Dataset:
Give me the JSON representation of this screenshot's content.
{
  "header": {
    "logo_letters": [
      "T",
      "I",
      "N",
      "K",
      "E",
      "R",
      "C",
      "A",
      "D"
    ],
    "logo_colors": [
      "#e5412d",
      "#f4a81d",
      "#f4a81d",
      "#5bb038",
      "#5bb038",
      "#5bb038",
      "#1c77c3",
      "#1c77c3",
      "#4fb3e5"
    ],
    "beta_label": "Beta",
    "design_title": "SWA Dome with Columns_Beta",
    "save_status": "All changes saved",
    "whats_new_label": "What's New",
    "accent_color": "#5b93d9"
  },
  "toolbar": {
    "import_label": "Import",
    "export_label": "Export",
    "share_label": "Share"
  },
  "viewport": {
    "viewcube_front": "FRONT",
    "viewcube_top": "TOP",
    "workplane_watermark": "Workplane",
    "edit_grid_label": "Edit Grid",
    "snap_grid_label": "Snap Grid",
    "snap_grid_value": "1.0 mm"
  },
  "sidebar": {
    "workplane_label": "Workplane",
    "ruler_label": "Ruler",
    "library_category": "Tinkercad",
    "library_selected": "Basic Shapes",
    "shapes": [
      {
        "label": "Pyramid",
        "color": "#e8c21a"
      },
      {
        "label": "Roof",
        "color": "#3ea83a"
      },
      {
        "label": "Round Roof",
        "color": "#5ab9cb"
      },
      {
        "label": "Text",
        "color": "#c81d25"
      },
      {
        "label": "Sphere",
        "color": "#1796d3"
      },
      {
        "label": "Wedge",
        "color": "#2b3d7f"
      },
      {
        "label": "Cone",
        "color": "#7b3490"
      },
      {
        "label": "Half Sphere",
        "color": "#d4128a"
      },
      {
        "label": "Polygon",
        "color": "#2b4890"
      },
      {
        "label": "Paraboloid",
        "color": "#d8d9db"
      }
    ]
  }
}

==

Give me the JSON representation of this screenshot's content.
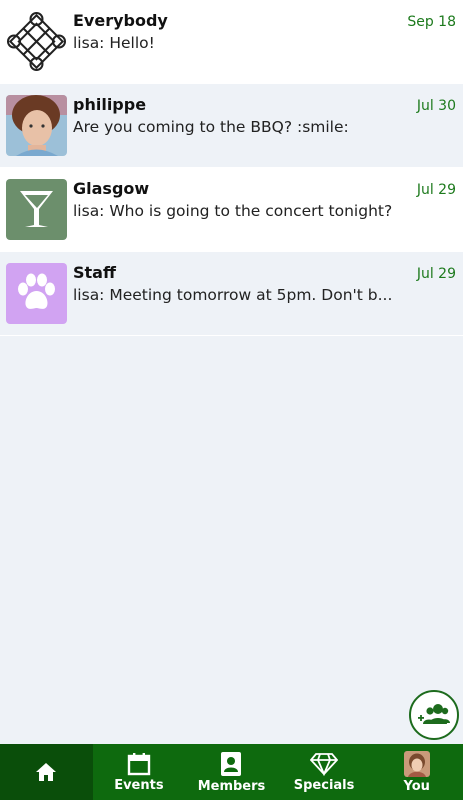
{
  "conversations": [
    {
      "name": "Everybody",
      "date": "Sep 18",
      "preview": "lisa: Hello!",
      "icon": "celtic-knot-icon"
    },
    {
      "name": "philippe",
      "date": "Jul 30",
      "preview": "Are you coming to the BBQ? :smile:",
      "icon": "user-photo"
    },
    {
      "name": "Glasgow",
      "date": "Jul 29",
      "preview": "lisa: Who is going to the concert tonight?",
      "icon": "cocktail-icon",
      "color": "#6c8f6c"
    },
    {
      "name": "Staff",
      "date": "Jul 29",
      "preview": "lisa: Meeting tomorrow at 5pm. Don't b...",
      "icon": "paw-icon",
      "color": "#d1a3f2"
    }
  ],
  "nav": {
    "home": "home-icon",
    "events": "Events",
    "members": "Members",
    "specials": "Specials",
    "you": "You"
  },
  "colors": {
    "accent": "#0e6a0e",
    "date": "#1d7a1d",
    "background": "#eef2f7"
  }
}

...

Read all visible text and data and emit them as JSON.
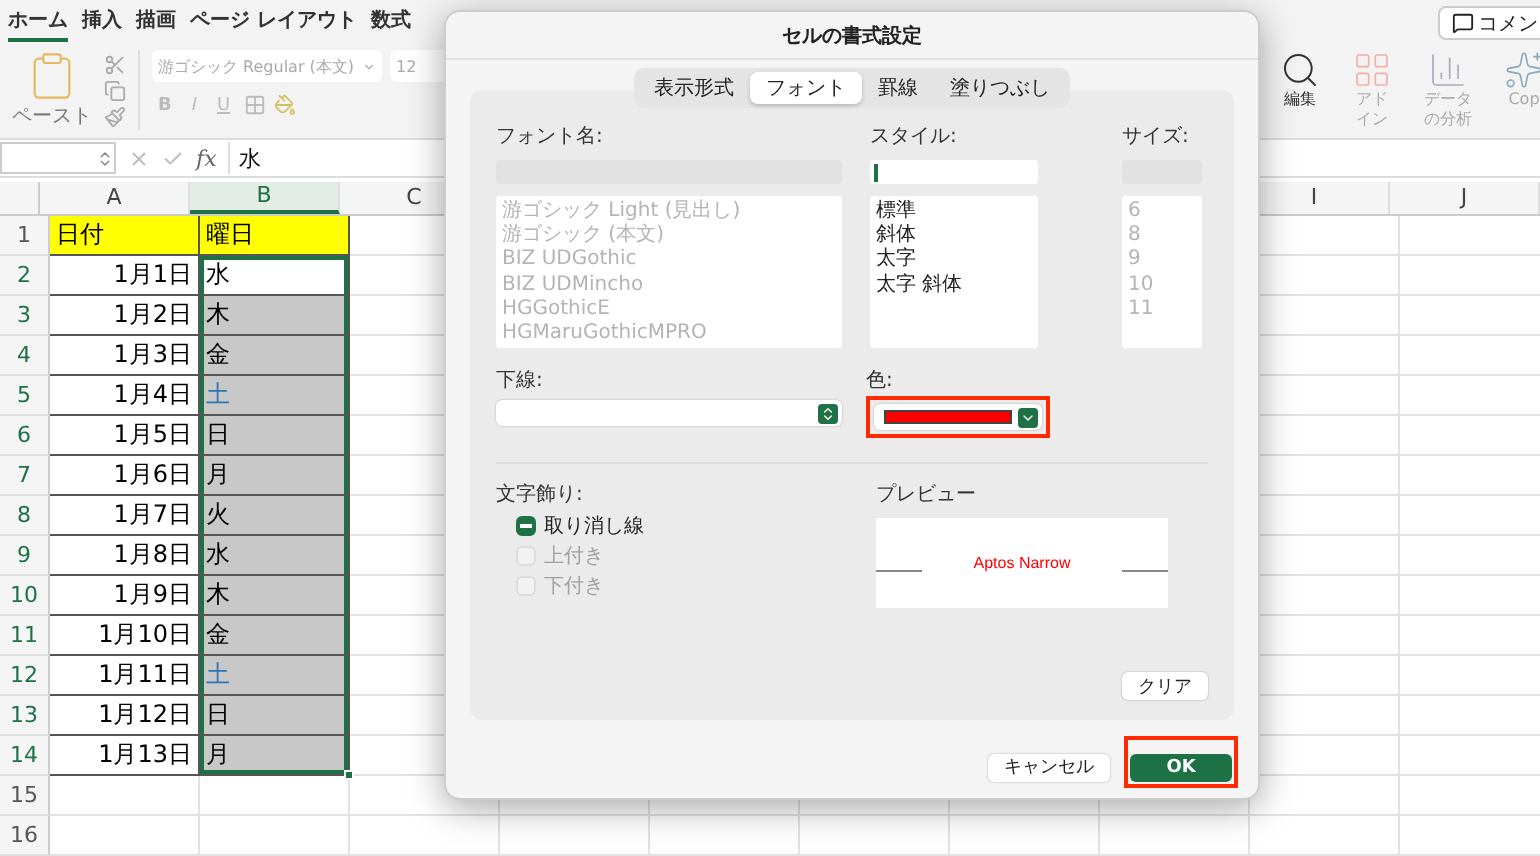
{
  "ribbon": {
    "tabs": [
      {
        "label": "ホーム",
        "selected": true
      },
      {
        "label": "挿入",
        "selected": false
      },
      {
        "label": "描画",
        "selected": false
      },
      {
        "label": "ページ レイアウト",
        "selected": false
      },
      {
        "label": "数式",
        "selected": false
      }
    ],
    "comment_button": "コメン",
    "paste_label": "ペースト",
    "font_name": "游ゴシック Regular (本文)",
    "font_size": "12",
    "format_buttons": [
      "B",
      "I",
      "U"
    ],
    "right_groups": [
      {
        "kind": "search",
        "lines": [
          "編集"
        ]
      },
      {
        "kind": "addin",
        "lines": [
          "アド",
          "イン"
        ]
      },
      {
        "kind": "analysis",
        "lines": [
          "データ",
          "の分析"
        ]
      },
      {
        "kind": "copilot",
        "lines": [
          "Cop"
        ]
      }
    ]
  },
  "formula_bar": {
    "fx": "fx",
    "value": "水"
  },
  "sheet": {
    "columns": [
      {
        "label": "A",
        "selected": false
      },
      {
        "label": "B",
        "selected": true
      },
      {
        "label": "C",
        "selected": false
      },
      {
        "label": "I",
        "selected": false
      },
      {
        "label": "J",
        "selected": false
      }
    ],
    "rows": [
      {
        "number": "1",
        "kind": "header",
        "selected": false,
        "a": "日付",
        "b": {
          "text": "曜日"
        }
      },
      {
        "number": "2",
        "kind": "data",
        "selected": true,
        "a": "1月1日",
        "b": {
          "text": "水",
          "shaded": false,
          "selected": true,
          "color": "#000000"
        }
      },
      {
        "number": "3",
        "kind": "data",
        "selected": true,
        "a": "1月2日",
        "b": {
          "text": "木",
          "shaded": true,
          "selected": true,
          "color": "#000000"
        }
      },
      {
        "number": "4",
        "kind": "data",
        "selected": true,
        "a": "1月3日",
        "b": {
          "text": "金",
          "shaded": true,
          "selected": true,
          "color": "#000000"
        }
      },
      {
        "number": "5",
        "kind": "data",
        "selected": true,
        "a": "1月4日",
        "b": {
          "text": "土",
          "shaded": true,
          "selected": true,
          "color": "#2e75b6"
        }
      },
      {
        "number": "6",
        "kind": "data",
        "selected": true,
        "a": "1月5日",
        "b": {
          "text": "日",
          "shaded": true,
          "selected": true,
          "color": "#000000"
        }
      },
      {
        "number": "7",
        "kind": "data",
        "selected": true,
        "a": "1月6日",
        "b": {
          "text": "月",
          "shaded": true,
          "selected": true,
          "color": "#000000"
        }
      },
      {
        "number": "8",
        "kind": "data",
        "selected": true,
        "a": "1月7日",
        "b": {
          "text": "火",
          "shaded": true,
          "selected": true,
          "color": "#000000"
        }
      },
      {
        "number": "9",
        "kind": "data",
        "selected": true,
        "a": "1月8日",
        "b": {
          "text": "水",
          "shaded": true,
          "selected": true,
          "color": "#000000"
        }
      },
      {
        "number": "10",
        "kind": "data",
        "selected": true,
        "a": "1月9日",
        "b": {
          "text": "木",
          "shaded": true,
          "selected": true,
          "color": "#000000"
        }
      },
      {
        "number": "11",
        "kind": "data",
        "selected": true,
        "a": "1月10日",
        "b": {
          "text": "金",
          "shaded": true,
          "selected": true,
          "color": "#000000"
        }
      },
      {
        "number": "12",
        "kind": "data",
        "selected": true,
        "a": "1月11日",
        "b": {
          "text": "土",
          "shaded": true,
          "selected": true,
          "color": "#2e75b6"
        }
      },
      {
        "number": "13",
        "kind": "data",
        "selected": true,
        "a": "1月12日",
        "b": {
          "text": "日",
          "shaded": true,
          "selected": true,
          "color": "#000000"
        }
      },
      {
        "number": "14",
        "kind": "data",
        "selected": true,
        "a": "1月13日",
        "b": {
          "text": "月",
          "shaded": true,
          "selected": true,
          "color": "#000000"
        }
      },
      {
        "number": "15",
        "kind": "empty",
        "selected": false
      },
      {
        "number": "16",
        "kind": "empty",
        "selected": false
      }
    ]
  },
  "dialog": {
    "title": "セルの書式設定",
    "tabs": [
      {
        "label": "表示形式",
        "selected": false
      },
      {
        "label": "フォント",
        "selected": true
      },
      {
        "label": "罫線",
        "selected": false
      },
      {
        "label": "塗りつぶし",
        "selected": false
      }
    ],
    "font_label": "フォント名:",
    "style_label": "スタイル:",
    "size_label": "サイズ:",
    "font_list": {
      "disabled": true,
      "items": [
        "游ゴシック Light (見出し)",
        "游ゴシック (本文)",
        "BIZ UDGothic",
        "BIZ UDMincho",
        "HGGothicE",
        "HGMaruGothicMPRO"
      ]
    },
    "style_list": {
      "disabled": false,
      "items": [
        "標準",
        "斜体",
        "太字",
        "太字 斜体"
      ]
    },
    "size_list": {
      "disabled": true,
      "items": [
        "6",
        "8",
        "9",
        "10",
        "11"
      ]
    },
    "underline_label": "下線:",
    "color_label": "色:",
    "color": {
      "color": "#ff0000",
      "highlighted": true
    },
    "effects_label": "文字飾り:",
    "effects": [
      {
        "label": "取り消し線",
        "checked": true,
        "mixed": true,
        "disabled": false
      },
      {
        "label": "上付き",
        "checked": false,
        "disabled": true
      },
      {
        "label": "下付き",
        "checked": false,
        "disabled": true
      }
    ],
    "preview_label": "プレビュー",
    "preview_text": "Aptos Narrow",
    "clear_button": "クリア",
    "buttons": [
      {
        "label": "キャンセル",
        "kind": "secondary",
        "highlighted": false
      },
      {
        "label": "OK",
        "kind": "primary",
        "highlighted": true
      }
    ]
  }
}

What is asked:
Work through the records line by line and tally those holding "highlighted". Reply with the number alone.

Expected answer:
3